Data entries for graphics

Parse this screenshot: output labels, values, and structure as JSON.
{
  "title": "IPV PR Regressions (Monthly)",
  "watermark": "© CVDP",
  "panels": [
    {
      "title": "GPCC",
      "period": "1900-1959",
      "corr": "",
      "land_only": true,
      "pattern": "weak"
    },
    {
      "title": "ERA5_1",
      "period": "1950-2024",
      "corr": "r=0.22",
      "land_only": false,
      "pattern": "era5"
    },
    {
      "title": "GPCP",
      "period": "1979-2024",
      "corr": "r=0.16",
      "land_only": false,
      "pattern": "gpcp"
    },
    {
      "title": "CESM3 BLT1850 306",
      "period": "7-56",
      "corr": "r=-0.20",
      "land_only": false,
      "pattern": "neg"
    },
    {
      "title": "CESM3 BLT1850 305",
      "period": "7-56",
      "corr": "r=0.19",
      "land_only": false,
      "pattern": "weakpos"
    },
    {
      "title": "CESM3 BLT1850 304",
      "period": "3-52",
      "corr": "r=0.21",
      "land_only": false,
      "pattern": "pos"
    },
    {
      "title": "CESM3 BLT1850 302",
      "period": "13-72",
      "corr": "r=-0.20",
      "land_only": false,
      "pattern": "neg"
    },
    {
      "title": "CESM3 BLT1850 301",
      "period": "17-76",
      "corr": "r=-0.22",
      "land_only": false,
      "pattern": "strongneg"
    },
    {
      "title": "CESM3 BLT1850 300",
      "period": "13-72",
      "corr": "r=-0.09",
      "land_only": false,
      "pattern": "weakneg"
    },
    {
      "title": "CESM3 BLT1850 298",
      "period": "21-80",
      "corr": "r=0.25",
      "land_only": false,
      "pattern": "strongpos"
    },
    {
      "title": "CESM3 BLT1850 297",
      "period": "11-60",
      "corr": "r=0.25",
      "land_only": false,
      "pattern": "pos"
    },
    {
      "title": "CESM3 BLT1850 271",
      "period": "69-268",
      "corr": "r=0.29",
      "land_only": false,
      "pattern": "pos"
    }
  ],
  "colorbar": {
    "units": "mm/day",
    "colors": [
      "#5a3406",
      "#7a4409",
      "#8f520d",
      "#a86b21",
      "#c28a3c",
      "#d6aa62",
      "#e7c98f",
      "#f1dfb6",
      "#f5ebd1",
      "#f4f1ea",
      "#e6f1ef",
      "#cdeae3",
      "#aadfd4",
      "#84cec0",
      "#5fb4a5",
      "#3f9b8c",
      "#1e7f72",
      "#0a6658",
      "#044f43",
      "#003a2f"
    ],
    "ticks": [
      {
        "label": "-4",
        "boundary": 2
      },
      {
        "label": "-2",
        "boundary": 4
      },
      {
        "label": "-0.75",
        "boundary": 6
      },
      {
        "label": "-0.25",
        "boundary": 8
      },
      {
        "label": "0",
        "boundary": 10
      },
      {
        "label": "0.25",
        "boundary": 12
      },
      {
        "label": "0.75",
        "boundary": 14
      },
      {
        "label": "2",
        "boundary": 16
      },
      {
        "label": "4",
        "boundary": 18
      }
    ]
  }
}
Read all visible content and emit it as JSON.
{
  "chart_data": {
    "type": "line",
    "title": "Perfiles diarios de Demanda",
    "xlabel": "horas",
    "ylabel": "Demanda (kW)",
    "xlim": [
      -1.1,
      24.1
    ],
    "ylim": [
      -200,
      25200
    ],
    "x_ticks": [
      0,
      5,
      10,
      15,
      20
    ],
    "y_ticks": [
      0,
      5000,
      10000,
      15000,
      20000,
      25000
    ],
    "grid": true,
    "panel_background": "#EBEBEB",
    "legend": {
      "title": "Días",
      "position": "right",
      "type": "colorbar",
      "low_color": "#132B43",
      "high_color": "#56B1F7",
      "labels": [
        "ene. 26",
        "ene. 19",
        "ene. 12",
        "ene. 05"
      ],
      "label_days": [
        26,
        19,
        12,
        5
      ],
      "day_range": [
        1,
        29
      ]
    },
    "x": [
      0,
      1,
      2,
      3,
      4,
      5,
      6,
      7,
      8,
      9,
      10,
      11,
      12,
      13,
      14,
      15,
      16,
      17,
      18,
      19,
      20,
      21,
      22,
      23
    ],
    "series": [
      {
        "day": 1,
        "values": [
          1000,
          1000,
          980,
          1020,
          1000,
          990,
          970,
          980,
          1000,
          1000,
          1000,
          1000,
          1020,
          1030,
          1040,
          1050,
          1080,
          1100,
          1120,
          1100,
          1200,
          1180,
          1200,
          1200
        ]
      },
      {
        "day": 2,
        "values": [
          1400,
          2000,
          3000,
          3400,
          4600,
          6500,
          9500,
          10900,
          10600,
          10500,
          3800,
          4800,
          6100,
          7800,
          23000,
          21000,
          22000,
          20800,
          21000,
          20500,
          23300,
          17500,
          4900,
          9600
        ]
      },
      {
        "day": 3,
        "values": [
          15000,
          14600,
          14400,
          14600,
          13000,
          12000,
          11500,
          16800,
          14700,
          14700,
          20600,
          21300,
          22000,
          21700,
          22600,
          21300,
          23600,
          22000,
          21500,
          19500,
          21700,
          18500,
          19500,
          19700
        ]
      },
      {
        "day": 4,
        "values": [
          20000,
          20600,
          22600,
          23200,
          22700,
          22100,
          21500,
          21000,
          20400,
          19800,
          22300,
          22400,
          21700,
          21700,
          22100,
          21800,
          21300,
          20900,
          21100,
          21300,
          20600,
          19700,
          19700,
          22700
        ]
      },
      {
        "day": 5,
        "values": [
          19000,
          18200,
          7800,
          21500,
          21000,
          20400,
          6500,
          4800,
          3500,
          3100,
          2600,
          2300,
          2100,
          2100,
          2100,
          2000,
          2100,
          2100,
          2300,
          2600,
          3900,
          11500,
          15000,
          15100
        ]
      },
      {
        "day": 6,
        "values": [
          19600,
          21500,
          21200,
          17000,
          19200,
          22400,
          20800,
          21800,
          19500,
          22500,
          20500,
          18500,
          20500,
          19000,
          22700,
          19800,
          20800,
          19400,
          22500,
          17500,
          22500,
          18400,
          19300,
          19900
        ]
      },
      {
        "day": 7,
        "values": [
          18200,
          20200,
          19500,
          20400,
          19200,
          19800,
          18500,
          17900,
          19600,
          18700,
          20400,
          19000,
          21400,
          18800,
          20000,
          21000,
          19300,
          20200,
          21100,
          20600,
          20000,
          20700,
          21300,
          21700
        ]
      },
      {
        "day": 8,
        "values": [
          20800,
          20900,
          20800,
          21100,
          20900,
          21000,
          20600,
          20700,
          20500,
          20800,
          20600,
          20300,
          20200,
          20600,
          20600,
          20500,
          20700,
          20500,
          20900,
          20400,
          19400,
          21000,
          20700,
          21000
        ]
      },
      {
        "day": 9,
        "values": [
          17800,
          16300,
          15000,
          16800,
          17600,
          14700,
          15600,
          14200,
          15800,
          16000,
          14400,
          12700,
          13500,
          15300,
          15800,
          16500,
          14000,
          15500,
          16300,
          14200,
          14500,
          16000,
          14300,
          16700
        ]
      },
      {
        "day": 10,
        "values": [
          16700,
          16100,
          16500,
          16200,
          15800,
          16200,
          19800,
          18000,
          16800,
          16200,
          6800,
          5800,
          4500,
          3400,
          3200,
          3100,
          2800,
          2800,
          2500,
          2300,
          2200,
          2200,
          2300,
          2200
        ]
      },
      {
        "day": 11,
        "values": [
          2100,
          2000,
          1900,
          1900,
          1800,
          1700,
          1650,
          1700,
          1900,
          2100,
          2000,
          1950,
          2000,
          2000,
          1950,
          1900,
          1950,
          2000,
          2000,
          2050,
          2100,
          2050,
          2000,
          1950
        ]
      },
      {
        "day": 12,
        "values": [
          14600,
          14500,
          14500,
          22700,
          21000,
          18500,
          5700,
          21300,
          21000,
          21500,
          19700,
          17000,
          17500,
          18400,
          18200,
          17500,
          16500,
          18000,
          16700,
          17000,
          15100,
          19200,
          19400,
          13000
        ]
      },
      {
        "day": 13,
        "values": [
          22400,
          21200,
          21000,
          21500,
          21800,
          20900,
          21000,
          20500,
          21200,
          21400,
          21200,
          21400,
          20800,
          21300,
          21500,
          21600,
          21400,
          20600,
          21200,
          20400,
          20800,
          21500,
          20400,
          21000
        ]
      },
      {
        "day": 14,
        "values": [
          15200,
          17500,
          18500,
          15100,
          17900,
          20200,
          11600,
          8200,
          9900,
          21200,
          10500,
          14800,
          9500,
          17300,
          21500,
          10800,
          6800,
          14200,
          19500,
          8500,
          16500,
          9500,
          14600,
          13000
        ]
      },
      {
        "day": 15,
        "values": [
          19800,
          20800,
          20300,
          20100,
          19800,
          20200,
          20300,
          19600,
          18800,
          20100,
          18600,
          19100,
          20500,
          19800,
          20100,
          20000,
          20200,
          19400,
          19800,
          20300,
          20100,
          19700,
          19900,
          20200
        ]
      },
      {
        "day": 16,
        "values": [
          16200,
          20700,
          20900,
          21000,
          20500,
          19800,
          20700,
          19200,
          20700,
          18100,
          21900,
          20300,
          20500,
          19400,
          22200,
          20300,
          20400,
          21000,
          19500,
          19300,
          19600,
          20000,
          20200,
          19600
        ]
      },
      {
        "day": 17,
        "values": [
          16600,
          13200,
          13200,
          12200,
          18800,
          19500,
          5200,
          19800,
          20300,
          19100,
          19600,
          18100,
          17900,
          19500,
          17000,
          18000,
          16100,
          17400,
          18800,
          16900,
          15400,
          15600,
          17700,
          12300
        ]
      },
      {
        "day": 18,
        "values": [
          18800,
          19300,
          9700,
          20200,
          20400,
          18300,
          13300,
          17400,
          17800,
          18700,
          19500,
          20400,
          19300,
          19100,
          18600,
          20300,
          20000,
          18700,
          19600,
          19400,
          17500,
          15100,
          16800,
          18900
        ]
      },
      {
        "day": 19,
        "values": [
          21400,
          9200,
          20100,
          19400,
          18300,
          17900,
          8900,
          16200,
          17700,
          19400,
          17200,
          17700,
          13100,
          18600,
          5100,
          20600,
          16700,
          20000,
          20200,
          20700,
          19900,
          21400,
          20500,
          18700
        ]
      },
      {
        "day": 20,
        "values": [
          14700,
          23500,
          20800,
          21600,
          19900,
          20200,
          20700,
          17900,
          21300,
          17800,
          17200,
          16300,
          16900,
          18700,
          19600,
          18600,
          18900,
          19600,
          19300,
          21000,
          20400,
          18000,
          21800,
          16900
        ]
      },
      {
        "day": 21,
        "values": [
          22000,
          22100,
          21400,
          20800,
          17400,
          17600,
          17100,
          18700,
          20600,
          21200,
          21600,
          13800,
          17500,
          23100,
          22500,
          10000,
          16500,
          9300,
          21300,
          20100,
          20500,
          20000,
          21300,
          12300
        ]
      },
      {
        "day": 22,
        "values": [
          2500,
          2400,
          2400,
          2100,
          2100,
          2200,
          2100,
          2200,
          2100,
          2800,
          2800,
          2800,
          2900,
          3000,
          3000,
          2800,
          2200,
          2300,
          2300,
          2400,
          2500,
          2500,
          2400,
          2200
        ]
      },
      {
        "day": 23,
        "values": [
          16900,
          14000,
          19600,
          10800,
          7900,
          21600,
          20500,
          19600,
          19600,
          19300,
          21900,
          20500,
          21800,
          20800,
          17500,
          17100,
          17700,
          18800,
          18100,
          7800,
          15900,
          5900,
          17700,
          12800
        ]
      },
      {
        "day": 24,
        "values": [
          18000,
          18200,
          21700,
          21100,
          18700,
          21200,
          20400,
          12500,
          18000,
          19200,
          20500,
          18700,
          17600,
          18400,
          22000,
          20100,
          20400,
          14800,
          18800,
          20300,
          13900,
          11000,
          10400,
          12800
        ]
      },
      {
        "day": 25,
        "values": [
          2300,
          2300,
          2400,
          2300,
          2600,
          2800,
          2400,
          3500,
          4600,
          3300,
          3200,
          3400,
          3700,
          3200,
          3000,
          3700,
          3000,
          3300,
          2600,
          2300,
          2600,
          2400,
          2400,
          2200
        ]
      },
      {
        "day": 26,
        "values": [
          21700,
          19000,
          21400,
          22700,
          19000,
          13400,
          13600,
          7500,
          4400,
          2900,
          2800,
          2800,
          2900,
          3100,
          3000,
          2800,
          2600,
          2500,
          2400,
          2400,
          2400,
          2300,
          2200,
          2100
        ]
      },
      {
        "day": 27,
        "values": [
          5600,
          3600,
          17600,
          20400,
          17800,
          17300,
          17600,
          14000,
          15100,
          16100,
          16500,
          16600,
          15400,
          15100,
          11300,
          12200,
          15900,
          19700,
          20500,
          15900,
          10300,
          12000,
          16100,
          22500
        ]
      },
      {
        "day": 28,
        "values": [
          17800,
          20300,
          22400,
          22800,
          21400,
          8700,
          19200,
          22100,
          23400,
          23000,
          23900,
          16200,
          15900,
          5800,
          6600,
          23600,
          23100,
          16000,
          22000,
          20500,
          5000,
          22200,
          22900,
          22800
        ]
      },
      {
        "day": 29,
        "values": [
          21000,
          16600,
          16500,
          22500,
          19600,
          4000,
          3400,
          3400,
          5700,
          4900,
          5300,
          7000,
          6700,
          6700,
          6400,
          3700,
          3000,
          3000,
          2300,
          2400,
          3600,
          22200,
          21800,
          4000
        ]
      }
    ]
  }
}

__Aim__. Identify and copy all lines with the word "Demanda".

__Answer for the task__.
    "title": "Perfiles diarios de Demanda",
    "ylabel": "Demanda (kW)",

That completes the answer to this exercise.